Without further comment, state how many lines in the listing below contain the word "priority".
___ EXCERPTED RECORDS
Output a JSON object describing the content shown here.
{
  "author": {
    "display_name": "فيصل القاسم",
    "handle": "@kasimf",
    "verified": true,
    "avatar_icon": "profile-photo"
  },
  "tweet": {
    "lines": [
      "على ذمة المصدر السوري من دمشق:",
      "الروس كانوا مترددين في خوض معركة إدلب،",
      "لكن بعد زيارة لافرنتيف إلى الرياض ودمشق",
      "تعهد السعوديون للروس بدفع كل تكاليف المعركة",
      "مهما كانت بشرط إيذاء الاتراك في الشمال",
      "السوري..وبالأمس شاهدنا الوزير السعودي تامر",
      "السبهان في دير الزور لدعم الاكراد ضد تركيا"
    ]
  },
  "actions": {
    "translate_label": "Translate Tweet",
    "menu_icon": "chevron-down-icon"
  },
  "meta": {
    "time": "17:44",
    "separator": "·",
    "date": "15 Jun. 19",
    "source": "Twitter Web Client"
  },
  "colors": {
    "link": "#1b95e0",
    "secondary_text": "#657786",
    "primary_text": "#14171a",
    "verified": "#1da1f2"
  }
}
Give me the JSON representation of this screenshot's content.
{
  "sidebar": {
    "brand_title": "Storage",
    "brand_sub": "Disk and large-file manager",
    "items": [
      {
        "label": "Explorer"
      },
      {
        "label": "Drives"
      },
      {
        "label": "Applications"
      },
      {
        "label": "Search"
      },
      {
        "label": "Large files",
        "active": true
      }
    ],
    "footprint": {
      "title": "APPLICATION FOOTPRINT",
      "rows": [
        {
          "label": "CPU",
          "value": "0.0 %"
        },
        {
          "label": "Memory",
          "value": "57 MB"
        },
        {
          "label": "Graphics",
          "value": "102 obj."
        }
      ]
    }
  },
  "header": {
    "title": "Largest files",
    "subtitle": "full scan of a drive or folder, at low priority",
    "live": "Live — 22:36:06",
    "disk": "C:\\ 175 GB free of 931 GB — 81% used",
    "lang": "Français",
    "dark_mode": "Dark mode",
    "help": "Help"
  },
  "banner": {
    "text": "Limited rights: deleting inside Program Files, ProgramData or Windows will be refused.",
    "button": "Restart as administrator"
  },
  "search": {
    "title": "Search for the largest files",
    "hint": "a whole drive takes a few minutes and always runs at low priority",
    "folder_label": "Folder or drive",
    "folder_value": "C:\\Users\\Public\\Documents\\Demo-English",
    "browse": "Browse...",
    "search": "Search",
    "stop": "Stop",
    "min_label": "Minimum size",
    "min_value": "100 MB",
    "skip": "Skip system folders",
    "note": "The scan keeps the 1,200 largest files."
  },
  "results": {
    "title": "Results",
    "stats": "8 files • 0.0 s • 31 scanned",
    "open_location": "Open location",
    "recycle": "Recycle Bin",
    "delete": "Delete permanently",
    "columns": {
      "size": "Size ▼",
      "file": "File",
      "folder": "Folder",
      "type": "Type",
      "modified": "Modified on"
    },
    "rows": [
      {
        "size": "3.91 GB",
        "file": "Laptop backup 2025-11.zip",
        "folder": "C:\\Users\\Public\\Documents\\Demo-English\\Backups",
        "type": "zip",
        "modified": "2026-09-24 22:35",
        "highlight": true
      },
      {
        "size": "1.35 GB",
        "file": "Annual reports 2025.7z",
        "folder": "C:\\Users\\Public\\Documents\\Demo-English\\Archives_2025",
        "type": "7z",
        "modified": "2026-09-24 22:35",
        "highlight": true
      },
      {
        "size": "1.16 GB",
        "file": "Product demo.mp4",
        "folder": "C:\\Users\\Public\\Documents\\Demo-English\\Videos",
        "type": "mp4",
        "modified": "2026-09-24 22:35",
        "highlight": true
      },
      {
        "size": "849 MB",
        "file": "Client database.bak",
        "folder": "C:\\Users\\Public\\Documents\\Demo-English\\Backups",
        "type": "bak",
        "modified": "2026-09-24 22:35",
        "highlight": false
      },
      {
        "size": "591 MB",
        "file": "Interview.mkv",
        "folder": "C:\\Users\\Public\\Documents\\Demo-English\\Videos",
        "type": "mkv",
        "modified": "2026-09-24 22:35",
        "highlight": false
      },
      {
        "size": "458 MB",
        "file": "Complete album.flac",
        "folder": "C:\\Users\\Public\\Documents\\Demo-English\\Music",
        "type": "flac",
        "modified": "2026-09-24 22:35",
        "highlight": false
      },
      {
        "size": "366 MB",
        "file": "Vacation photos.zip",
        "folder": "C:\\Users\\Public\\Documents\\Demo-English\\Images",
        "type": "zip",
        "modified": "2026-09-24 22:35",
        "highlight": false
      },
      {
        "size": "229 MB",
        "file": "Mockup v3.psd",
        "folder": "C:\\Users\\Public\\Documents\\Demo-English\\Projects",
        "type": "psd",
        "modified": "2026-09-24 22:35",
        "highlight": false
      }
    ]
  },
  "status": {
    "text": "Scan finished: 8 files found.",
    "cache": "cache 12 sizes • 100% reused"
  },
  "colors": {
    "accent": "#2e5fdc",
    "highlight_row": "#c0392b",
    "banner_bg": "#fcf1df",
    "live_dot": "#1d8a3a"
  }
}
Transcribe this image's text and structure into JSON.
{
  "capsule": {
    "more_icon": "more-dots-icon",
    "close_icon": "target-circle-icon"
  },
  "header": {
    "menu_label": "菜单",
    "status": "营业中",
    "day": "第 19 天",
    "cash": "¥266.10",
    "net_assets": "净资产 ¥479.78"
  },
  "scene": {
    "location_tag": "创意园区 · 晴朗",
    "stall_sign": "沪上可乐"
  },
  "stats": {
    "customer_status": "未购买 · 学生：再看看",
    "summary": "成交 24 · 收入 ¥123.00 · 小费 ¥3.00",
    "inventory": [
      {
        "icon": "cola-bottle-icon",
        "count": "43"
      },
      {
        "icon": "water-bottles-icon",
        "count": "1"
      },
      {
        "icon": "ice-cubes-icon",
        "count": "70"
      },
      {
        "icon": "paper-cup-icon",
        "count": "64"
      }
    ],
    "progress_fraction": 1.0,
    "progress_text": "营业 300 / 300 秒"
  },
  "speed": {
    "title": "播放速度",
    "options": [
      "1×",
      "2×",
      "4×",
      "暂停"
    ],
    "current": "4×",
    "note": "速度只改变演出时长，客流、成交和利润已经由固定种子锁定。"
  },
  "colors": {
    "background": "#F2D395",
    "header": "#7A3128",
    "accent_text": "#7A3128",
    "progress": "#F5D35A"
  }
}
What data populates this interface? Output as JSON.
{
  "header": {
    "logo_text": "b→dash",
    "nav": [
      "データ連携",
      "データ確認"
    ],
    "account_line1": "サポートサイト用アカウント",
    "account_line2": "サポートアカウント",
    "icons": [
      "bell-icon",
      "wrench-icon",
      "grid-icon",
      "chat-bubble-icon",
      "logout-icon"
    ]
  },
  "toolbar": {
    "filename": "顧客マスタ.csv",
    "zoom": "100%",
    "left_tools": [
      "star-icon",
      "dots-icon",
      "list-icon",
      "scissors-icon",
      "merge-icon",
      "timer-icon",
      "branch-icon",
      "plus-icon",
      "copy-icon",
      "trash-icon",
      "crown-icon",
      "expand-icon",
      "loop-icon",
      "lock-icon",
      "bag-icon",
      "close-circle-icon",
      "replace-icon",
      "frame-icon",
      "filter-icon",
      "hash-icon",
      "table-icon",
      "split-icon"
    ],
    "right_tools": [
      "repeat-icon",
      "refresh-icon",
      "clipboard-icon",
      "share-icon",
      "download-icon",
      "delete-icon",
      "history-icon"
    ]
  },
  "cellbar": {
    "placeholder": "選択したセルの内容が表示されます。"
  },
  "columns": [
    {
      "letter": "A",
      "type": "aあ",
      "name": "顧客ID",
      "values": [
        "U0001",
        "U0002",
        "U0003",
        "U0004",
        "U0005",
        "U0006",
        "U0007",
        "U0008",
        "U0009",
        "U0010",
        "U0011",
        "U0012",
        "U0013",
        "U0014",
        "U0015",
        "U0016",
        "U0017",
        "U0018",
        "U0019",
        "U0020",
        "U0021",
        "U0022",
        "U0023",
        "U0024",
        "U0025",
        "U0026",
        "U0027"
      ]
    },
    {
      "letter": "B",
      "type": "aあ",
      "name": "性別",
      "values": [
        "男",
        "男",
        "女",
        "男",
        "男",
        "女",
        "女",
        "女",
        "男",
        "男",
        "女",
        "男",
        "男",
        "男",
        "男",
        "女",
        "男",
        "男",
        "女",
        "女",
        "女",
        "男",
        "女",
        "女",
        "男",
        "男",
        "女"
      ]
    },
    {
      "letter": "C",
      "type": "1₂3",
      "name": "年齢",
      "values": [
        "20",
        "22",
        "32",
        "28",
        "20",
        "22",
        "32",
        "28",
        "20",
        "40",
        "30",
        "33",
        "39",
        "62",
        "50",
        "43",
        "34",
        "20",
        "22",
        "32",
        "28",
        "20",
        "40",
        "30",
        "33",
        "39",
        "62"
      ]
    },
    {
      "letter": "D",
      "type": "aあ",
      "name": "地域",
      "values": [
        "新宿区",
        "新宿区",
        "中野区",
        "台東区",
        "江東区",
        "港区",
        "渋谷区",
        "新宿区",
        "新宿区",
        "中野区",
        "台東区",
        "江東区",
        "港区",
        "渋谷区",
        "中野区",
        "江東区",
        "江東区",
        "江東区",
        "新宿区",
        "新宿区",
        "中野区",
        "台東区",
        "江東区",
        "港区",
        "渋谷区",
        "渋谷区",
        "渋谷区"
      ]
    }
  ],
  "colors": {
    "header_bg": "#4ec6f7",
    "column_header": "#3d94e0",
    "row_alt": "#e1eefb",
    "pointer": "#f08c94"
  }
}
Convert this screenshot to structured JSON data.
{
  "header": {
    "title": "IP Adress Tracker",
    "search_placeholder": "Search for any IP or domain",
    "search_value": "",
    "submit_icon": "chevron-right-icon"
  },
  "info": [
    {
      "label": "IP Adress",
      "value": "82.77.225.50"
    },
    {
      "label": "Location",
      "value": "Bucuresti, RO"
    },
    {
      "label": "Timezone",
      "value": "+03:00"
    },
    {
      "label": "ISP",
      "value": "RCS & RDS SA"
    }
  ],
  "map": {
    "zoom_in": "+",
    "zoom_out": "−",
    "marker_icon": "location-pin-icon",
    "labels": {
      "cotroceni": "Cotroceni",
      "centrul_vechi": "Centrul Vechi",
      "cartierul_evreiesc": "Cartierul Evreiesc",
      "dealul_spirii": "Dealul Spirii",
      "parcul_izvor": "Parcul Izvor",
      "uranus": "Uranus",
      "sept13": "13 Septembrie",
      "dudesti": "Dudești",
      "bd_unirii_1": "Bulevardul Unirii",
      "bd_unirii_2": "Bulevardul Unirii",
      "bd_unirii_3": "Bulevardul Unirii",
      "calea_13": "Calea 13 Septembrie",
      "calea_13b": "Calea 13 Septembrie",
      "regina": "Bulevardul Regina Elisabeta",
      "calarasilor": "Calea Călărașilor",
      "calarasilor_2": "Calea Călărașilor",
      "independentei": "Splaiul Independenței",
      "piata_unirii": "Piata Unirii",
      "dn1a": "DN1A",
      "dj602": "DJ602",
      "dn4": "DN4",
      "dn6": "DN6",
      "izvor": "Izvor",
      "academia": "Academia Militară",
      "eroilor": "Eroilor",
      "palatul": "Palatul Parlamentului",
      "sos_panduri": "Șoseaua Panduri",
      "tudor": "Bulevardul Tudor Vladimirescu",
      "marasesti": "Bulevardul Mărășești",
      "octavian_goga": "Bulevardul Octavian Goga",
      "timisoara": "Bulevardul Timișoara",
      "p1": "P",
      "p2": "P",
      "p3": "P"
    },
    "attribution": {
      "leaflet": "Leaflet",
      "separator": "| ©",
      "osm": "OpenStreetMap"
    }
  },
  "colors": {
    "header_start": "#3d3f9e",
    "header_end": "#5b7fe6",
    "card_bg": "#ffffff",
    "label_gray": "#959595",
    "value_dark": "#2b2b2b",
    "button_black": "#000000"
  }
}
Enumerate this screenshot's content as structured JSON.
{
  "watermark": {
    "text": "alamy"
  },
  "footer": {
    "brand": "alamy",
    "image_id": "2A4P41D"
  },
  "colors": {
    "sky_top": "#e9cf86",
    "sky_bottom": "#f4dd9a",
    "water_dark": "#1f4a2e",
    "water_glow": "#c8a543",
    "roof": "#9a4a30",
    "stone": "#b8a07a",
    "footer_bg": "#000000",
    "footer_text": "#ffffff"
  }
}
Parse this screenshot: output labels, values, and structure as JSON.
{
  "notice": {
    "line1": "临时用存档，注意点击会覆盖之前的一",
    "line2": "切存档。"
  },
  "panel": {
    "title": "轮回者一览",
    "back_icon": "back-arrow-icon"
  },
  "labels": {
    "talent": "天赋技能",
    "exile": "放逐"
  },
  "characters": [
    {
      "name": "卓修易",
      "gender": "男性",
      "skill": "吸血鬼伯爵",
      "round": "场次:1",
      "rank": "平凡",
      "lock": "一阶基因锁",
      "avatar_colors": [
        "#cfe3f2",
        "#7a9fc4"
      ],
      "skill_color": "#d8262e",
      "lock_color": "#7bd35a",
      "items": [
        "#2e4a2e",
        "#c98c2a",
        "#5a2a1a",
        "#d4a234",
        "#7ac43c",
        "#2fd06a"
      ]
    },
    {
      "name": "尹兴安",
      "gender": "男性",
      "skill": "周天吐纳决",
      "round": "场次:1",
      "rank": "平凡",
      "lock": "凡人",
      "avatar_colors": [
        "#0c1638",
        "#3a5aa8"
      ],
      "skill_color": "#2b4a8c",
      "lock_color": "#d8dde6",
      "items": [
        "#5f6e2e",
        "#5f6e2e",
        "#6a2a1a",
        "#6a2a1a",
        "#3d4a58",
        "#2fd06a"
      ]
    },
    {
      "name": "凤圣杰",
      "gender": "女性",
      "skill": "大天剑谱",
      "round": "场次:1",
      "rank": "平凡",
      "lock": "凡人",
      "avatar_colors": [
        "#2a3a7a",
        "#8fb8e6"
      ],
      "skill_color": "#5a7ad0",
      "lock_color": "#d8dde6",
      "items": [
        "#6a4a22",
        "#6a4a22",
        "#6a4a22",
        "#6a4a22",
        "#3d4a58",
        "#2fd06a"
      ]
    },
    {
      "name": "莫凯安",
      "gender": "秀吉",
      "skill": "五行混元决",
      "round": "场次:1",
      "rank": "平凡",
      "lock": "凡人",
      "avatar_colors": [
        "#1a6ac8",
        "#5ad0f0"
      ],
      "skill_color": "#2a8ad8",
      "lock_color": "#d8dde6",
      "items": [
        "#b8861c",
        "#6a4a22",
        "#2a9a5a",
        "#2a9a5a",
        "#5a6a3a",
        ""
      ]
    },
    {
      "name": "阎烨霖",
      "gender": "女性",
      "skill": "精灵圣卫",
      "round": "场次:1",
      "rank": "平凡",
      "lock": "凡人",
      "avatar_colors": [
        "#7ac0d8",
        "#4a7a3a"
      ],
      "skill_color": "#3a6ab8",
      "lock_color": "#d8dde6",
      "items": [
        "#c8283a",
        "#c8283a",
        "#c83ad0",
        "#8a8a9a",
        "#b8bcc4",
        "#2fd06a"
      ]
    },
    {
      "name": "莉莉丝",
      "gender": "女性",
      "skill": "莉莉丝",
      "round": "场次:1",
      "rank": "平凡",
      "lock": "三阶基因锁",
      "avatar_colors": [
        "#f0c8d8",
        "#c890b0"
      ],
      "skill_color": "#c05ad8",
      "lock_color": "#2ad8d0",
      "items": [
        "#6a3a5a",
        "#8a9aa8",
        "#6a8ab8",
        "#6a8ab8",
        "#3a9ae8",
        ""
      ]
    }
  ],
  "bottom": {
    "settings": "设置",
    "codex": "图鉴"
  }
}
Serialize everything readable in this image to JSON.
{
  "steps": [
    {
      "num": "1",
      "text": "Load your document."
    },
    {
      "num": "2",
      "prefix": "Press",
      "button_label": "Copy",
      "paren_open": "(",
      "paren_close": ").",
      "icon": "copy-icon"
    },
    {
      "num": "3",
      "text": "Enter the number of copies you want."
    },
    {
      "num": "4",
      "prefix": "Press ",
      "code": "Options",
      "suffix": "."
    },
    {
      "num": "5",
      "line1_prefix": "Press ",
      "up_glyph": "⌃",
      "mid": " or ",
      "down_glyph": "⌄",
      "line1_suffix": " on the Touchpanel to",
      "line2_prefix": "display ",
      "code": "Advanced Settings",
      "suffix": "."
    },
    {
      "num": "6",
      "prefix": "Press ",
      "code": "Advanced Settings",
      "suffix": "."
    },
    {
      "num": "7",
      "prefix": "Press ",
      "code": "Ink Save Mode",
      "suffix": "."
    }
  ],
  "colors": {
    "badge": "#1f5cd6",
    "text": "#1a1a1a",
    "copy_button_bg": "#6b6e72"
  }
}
______
- _EXPECTED OUTPUT_
2